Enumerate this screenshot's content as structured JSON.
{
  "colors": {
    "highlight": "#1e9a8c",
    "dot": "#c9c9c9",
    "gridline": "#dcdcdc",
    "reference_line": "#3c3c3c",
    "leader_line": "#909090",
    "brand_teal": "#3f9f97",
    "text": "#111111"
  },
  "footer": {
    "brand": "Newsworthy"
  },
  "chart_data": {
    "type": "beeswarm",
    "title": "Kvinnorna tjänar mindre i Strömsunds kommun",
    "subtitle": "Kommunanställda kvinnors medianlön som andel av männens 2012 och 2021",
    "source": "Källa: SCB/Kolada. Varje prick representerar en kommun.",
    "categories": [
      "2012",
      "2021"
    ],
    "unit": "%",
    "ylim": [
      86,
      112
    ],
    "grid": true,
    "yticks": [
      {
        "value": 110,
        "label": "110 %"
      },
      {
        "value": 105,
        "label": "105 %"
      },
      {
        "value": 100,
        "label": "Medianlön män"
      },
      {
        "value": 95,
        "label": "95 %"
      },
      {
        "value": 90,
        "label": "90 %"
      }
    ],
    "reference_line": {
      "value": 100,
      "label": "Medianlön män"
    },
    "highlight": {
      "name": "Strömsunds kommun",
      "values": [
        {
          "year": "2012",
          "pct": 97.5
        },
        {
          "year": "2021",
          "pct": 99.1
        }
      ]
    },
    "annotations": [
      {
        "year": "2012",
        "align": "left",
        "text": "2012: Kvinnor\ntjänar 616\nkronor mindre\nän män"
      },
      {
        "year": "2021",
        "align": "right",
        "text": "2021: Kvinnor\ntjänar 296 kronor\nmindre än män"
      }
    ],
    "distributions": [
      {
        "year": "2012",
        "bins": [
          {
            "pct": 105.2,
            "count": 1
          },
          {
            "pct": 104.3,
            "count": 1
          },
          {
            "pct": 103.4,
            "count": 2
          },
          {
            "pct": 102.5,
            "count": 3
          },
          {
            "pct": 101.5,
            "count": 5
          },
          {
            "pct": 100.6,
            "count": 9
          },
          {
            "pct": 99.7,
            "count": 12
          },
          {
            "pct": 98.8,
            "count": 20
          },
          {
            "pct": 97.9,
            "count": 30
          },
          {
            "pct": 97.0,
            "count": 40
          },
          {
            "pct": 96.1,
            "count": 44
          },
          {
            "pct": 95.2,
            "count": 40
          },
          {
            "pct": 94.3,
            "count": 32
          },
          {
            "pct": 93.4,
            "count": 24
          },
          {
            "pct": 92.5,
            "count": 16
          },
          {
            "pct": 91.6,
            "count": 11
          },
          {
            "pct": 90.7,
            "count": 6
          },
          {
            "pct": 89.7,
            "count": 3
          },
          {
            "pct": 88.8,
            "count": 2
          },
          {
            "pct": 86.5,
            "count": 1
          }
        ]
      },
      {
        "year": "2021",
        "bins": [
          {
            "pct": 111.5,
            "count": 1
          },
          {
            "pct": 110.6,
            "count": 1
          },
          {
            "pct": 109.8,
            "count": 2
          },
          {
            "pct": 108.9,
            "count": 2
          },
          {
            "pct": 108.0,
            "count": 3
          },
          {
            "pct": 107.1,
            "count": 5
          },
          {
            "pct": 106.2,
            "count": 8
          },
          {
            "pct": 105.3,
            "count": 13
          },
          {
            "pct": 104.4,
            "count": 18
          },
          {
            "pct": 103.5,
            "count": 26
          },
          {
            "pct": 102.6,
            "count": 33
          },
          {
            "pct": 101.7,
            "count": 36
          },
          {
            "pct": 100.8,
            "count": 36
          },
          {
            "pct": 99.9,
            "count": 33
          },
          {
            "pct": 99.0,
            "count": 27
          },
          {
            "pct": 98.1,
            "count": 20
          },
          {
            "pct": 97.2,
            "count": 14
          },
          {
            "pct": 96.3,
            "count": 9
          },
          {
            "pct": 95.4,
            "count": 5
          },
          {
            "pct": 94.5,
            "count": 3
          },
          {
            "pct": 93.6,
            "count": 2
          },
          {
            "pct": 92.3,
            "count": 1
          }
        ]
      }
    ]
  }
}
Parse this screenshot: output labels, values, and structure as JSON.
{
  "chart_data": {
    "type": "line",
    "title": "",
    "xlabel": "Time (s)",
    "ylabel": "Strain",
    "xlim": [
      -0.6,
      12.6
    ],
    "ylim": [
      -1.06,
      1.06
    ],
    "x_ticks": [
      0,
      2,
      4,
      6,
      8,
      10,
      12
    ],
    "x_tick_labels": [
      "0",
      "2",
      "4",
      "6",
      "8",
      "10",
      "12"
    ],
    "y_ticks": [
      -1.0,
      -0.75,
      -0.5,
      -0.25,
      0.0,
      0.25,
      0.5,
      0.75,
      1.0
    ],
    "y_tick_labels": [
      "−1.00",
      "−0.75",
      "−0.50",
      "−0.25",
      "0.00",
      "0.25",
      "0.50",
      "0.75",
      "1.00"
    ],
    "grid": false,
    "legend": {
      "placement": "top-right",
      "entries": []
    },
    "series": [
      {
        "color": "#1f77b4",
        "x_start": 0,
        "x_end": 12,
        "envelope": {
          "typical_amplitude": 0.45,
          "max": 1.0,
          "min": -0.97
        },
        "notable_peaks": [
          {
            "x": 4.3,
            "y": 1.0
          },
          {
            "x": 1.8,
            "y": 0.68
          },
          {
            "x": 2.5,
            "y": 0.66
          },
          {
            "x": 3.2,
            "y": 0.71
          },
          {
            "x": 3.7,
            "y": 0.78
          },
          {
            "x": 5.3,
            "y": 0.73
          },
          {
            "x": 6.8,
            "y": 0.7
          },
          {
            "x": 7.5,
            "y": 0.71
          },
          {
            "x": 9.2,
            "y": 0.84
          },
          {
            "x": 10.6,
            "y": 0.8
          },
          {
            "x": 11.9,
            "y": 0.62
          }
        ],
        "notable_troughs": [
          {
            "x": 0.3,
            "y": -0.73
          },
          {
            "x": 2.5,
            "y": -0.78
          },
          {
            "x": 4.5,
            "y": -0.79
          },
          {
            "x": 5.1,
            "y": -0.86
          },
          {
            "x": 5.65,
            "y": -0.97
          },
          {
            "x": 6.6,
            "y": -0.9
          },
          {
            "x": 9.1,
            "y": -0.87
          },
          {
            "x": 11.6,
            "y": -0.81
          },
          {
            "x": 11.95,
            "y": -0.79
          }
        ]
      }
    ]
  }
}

----

__Requirement__. Pull every line containing "ntjänar" out of the records.

__Solution for this exercise__.
        "text": "2012: Kvinnor\ntjänar 616\nkronor mindre\nän män"
        "text": "2021: Kvinnor\ntjänar 296 kronor\nmindre än män"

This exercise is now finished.